The problem -> Pick out each line below containing "révolution".
## BEGIN Dataset content
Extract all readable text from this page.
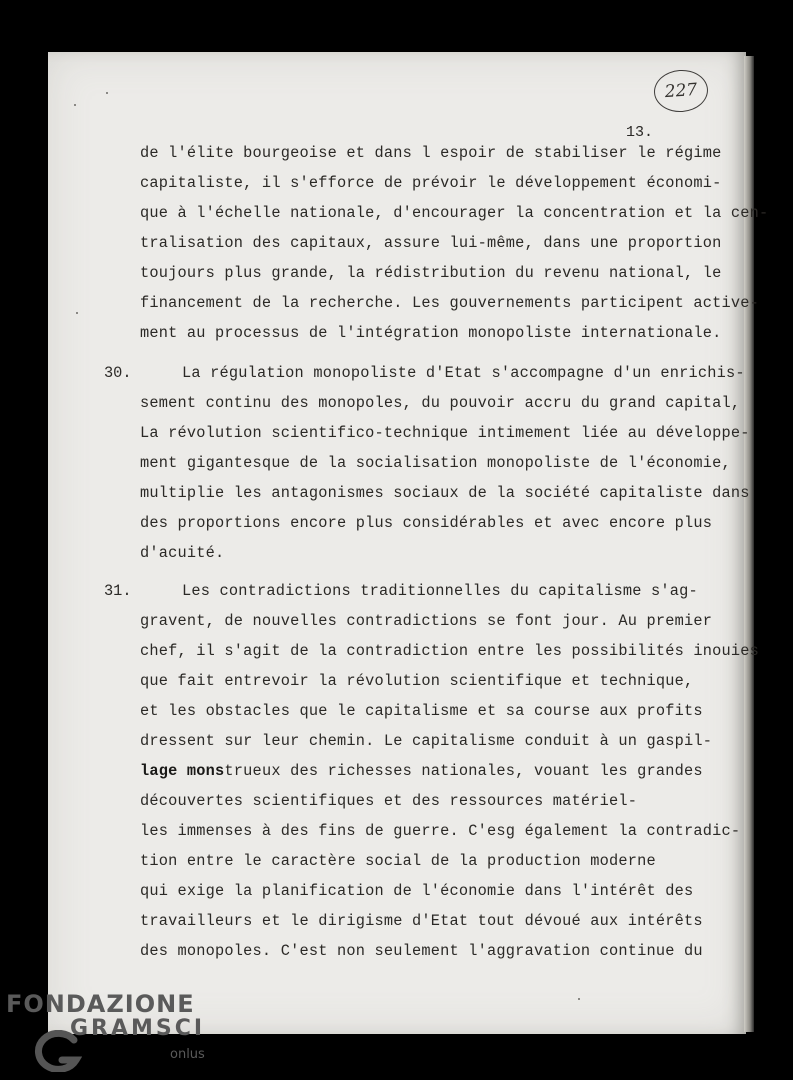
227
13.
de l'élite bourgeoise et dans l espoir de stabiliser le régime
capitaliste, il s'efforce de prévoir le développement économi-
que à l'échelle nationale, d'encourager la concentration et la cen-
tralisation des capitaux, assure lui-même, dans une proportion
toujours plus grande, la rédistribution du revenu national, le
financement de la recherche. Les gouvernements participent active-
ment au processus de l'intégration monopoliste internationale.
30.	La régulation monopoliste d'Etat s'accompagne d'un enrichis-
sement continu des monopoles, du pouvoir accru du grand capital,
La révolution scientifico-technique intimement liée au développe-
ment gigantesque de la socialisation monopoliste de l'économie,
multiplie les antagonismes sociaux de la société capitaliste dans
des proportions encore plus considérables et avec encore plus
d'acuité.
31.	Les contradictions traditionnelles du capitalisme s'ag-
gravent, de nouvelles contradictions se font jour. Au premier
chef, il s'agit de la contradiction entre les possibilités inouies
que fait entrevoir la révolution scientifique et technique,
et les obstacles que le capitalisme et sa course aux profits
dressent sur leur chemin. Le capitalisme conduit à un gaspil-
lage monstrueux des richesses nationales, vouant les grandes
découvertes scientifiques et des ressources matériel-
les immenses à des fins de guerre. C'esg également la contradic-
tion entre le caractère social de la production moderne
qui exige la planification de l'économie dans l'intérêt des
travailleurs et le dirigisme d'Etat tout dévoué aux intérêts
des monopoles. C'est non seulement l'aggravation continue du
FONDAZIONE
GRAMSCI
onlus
## END Dataset content
Answer for the task ->
La révolution scientifico-technique intimement liée au développe-
que fait entrevoir la révolution scientifique et technique,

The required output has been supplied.